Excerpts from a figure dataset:

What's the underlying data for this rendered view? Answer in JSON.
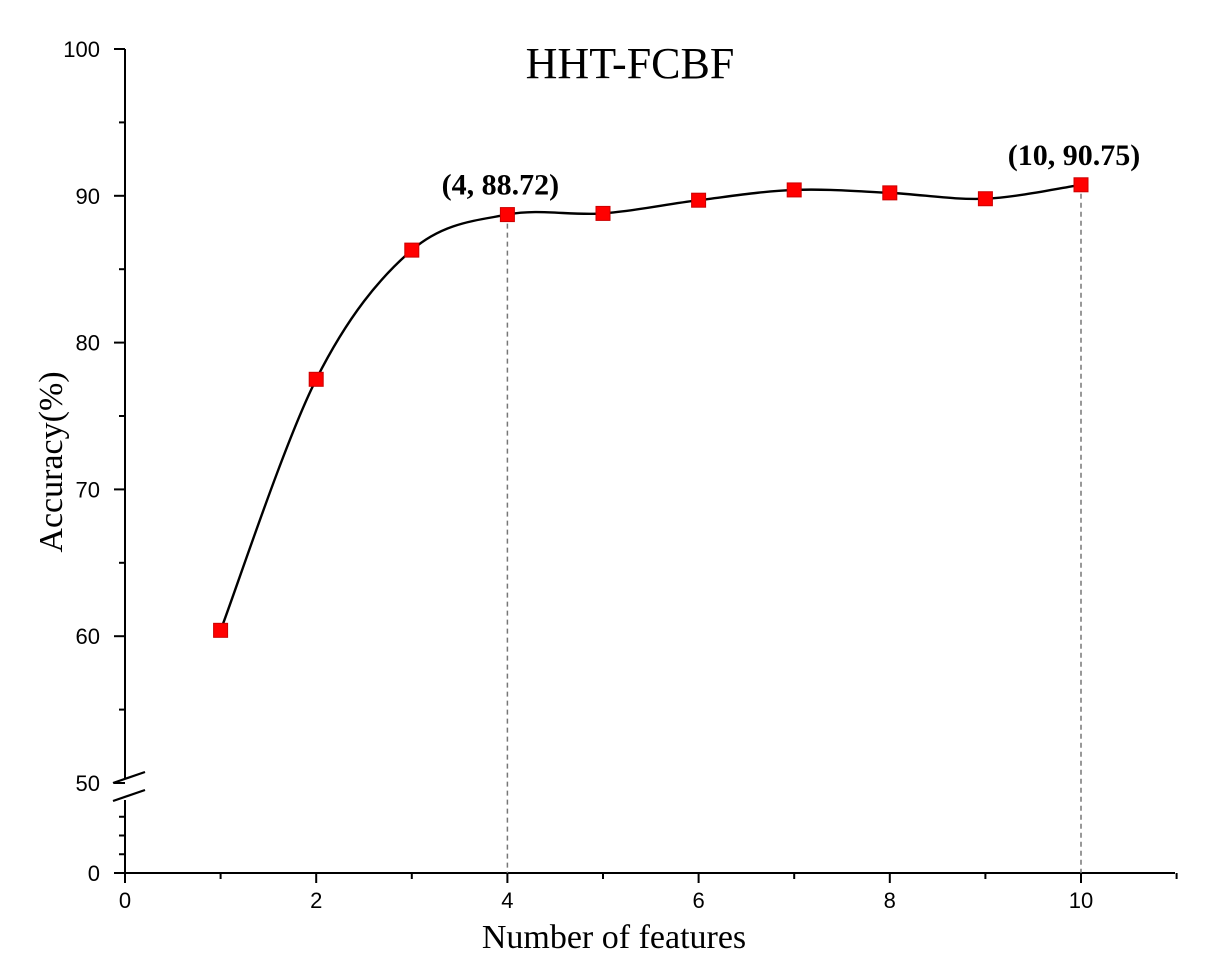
{
  "chart_data": {
    "type": "line",
    "title": "HHT-FCBF",
    "xlabel": "Number of features",
    "ylabel": "Accuracy(%)",
    "xlim": [
      0,
      11
    ],
    "ylim": [
      50,
      100
    ],
    "y_axis_break": {
      "lower_segment": [
        0,
        50
      ],
      "upper_segment": [
        50,
        100
      ]
    },
    "x_ticks": [
      0,
      2,
      4,
      6,
      8,
      10
    ],
    "y_ticks_lower": [
      0
    ],
    "y_ticks_upper": [
      50,
      60,
      70,
      80,
      90,
      100
    ],
    "grid": false,
    "series": [
      {
        "x": [
          1,
          2,
          3,
          4,
          5,
          6,
          7,
          8,
          9,
          10
        ],
        "values": [
          60.4,
          77.5,
          86.3,
          88.72,
          88.8,
          89.7,
          90.4,
          90.2,
          89.8,
          90.75
        ],
        "marker": "square",
        "marker_color": "#ff0000",
        "line_color": "#000000"
      }
    ],
    "annotations": [
      {
        "x": 4,
        "y": 88.72,
        "text": "(4, 88.72)"
      },
      {
        "x": 10,
        "y": 90.75,
        "text": "(10, 90.75)"
      }
    ]
  }
}
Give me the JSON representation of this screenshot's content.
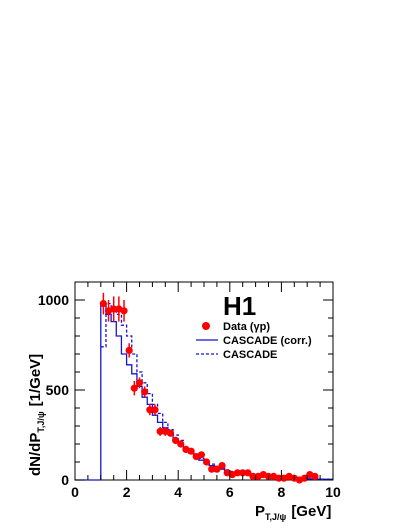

» **EXERCISE DESCRIPTION**: Print the entries above exactly, taking out only the pictures.

» **WORKED SOLUTION**:
What's the underlying data for this rendered view? Answer in JSON.
{
  "chart_data": {
    "type": "line",
    "title": "HHT-FCBF",
    "xlabel": "Number of features",
    "ylabel": "Accuracy(%)",
    "xlim": [
      0,
      11
    ],
    "ylim": [
      50,
      100
    ],
    "y_axis_break": {
      "lower_segment": [
        0,
        50
      ],
      "upper_segment": [
        50,
        100
      ]
    },
    "x_ticks": [
      0,
      2,
      4,
      6,
      8,
      10
    ],
    "y_ticks_lower": [
      0
    ],
    "y_ticks_upper": [
      50,
      60,
      70,
      80,
      90,
      100
    ],
    "grid": false,
    "series": [
      {
        "x": [
          1,
          2,
          3,
          4,
          5,
          6,
          7,
          8,
          9,
          10
        ],
        "values": [
          60.4,
          77.5,
          86.3,
          88.72,
          88.8,
          89.7,
          90.4,
          90.2,
          89.8,
          90.75
        ],
        "marker": "square",
        "marker_color": "#ff0000",
        "line_color": "#000000"
      }
    ],
    "annotations": [
      {
        "x": 4,
        "y": 88.72,
        "text": "(4, 88.72)"
      },
      {
        "x": 10,
        "y": 90.75,
        "text": "(10, 90.75)"
      }
    ]
  }
}
Give me the JSON representation of this screenshot's content.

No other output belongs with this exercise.